- **Work instructions**
What follows is a listing; restate every line of it word for word.

- **Provided records**

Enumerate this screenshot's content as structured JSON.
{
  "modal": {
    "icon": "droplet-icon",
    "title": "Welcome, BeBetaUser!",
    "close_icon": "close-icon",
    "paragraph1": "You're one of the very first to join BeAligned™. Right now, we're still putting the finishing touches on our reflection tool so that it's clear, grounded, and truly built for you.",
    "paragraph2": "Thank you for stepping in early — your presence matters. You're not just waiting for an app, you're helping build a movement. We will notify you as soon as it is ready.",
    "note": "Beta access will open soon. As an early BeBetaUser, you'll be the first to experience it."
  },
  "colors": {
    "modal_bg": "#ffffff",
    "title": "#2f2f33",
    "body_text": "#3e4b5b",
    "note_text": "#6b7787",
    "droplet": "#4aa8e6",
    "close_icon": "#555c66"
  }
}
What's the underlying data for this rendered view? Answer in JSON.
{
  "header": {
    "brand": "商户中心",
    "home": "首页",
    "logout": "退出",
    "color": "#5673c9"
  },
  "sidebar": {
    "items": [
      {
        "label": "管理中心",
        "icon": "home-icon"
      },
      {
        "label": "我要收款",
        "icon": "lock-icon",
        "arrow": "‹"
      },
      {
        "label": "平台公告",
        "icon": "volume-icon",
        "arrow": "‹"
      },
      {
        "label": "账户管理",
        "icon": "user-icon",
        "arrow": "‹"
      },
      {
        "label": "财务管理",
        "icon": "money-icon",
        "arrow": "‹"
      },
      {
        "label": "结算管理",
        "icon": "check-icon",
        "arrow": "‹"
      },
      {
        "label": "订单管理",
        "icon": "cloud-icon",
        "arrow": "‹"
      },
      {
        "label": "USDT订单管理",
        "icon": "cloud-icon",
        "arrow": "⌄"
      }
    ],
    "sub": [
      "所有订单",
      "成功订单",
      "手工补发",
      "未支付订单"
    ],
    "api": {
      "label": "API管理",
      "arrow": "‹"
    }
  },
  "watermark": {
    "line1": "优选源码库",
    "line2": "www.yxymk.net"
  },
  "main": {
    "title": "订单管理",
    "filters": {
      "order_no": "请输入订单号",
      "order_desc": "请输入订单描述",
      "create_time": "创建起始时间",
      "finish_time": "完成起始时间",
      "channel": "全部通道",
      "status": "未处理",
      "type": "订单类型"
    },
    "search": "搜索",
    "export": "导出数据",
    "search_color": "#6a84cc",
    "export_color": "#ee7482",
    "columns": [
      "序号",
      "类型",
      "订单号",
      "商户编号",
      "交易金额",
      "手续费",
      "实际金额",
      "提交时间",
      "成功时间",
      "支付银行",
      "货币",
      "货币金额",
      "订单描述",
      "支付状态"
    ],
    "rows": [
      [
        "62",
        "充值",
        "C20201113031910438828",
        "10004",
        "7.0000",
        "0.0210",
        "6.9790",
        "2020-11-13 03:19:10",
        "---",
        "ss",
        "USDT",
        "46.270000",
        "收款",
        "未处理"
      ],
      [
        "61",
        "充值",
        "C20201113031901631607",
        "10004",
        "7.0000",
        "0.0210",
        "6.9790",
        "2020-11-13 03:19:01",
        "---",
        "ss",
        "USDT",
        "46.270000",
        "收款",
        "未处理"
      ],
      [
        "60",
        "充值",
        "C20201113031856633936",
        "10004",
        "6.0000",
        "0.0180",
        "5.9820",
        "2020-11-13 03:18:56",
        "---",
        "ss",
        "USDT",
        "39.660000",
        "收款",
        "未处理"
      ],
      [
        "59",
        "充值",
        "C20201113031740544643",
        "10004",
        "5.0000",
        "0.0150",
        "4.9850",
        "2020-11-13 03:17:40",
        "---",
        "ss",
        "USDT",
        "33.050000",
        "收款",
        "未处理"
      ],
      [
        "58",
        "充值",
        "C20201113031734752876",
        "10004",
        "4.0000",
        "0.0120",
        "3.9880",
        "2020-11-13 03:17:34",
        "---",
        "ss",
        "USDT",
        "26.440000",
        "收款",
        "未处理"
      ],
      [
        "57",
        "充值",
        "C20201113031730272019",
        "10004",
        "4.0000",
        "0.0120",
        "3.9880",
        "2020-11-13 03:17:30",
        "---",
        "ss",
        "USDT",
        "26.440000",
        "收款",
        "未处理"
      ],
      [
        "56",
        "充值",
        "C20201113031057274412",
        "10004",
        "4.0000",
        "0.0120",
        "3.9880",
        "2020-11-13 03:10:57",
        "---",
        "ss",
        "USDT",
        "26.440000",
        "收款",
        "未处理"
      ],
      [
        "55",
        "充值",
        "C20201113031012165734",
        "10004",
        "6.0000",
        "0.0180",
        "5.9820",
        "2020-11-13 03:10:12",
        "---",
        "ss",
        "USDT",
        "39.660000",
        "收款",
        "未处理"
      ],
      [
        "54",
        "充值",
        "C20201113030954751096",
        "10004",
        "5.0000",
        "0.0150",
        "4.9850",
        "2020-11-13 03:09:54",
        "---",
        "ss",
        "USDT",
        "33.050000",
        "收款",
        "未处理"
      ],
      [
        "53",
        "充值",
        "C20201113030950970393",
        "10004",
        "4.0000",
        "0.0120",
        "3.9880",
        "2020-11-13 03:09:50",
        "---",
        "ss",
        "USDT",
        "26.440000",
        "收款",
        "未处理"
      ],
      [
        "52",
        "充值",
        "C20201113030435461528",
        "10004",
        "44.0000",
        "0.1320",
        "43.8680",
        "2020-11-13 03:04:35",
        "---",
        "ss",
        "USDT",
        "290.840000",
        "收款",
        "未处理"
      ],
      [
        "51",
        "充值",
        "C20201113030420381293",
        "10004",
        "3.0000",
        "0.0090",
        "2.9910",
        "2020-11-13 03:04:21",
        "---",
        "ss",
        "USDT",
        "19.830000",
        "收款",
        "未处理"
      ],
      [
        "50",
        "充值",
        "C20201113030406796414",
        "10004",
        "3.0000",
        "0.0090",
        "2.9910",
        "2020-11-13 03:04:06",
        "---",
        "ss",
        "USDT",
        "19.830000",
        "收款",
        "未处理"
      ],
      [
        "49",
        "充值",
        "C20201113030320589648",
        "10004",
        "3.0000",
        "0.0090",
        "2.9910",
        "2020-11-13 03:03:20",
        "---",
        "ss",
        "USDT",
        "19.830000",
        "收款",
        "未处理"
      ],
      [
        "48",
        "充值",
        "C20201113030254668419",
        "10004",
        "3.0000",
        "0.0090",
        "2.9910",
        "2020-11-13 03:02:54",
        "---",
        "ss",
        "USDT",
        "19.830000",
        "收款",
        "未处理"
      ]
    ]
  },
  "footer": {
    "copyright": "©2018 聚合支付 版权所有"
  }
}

- **Response**
Enumerate this screenshot's content as structured JSON.
{
  "modal": {
    "icon": "droplet-icon",
    "title": "Welcome, BeBetaUser!",
    "close_icon": "close-icon",
    "paragraph1": "You're one of the very first to join BeAligned™. Right now, we're still putting the finishing touches on our reflection tool so that it's clear, grounded, and truly built for you.",
    "paragraph2": "Thank you for stepping in early — your presence matters. You're not just waiting for an app, you're helping build a movement. We will notify you as soon as it is ready.",
    "note": "Beta access will open soon. As an early BeBetaUser, you'll be the first to experience it."
  },
  "colors": {
    "modal_bg": "#ffffff",
    "title": "#2f2f33",
    "body_text": "#3e4b5b",
    "note_text": "#6b7787",
    "droplet": "#4aa8e6",
    "close_icon": "#555c66"
  }
}
What's the underlying data for this rendered view? Answer in JSON.
{
  "header": {
    "brand": "商户中心",
    "home": "首页",
    "logout": "退出",
    "color": "#5673c9"
  },
  "sidebar": {
    "items": [
      {
        "label": "管理中心",
        "icon": "home-icon"
      },
      {
        "label": "我要收款",
        "icon": "lock-icon",
        "arrow": "‹"
      },
      {
        "label": "平台公告",
        "icon": "volume-icon",
        "arrow": "‹"
      },
      {
        "label": "账户管理",
        "icon": "user-icon",
        "arrow": "‹"
      },
      {
        "label": "财务管理",
        "icon": "money-icon",
        "arrow": "‹"
      },
      {
        "label": "结算管理",
        "icon": "check-icon",
        "arrow": "‹"
      },
      {
        "label": "订单管理",
        "icon": "cloud-icon",
        "arrow": "‹"
      },
      {
        "label": "USDT订单管理",
        "icon": "cloud-icon",
        "arrow": "⌄"
      }
    ],
    "sub": [
      "所有订单",
      "成功订单",
      "手工补发",
      "未支付订单"
    ],
    "api": {
      "label": "API管理",
      "arrow": "‹"
    }
  },
  "watermark": {
    "line1": "优选源码库",
    "line2": "www.yxymk.net"
  },
  "main": {
    "title": "订单管理",
    "filters": {
      "order_no": "请输入订单号",
      "order_desc": "请输入订单描述",
      "create_time": "创建起始时间",
      "finish_time": "完成起始时间",
      "channel": "全部通道",
      "status": "未处理",
      "type": "订单类型"
    },
    "search": "搜索",
    "export": "导出数据",
    "search_color": "#6a84cc",
    "export_color": "#ee7482",
    "columns": [
      "序号",
      "类型",
      "订单号",
      "商户编号",
      "交易金额",
      "手续费",
      "实际金额",
      "提交时间",
      "成功时间",
      "支付银行",
      "货币",
      "货币金额",
      "订单描述",
      "支付状态"
    ],
    "rows": [
      [
        "62",
        "充值",
        "C20201113031910438828",
        "10004",
        "7.0000",
        "0.0210",
        "6.9790",
        "2020-11-13 03:19:10",
        "---",
        "ss",
        "USDT",
        "46.270000",
        "收款",
        "未处理"
      ],
      [
        "61",
        "充值",
        "C20201113031901631607",
        "10004",
        "7.0000",
        "0.0210",
        "6.9790",
        "2020-11-13 03:19:01",
        "---",
        "ss",
        "USDT",
        "46.270000",
        "收款",
        "未处理"
      ],
      [
        "60",
        "充值",
        "C20201113031856633936",
        "10004",
        "6.0000",
        "0.0180",
        "5.9820",
        "2020-11-13 03:18:56",
        "---",
        "ss",
        "USDT",
        "39.660000",
        "收款",
        "未处理"
      ],
      [
        "59",
        "充值",
        "C20201113031740544643",
        "10004",
        "5.0000",
        "0.0150",
        "4.9850",
        "2020-11-13 03:17:40",
        "---",
        "ss",
        "USDT",
        "33.050000",
        "收款",
        "未处理"
      ],
      [
        "58",
        "充值",
        "C20201113031734752876",
        "10004",
        "4.0000",
        "0.0120",
        "3.9880",
        "2020-11-13 03:17:34",
        "---",
        "ss",
        "USDT",
        "26.440000",
        "收款",
        "未处理"
      ],
      [
        "57",
        "充值",
        "C20201113031730272019",
        "10004",
        "4.0000",
        "0.0120",
        "3.9880",
        "2020-11-13 03:17:30",
        "---",
        "ss",
        "USDT",
        "26.440000",
        "收款",
        "未处理"
      ],
      [
        "56",
        "充值",
        "C20201113031057274412",
        "10004",
        "4.0000",
        "0.0120",
        "3.9880",
        "2020-11-13 03:10:57",
        "---",
        "ss",
        "USDT",
        "26.440000",
        "收款",
        "未处理"
      ],
      [
        "55",
        "充值",
        "C20201113031012165734",
        "10004",
        "6.0000",
        "0.0180",
        "5.9820",
        "2020-11-13 03:10:12",
        "---",
        "ss",
        "USDT",
        "39.660000",
        "收款",
        "未处理"
      ],
      [
        "54",
        "充值",
        "C20201113030954751096",
        "10004",
        "5.0000",
        "0.0150",
        "4.9850",
        "2020-11-13 03:09:54",
        "---",
        "ss",
        "USDT",
        "33.050000",
        "收款",
        "未处理"
      ],
      [
        "53",
        "充值",
        "C20201113030950970393",
        "10004",
        "4.0000",
        "0.0120",
        "3.9880",
        "2020-11-13 03:09:50",
        "---",
        "ss",
        "USDT",
        "26.440000",
        "收款",
        "未处理"
      ],
      [
        "52",
        "充值",
        "C20201113030435461528",
        "10004",
        "44.0000",
        "0.1320",
        "43.8680",
        "2020-11-13 03:04:35",
        "---",
        "ss",
        "USDT",
        "290.840000",
        "收款",
        "未处理"
      ],
      [
        "51",
        "充值",
        "C20201113030420381293",
        "10004",
        "3.0000",
        "0.0090",
        "2.9910",
        "2020-11-13 03:04:21",
        "---",
        "ss",
        "USDT",
        "19.830000",
        "收款",
        "未处理"
      ],
      [
        "50",
        "充值",
        "C20201113030406796414",
        "10004",
        "3.0000",
        "0.0090",
        "2.9910",
        "2020-11-13 03:04:06",
        "---",
        "ss",
        "USDT",
        "19.830000",
        "收款",
        "未处理"
      ],
      [
        "49",
        "充值",
        "C20201113030320589648",
        "10004",
        "3.0000",
        "0.0090",
        "2.9910",
        "2020-11-13 03:03:20",
        "---",
        "ss",
        "USDT",
        "19.830000",
        "收款",
        "未处理"
      ],
      [
        "48",
        "充值",
        "C20201113030254668419",
        "10004",
        "3.0000",
        "0.0090",
        "2.9910",
        "2020-11-13 03:02:54",
        "---",
        "ss",
        "USDT",
        "19.830000",
        "收款",
        "未处理"
      ]
    ]
  },
  "footer": {
    "copyright": "©2018 聚合支付 版权所有"
  }
}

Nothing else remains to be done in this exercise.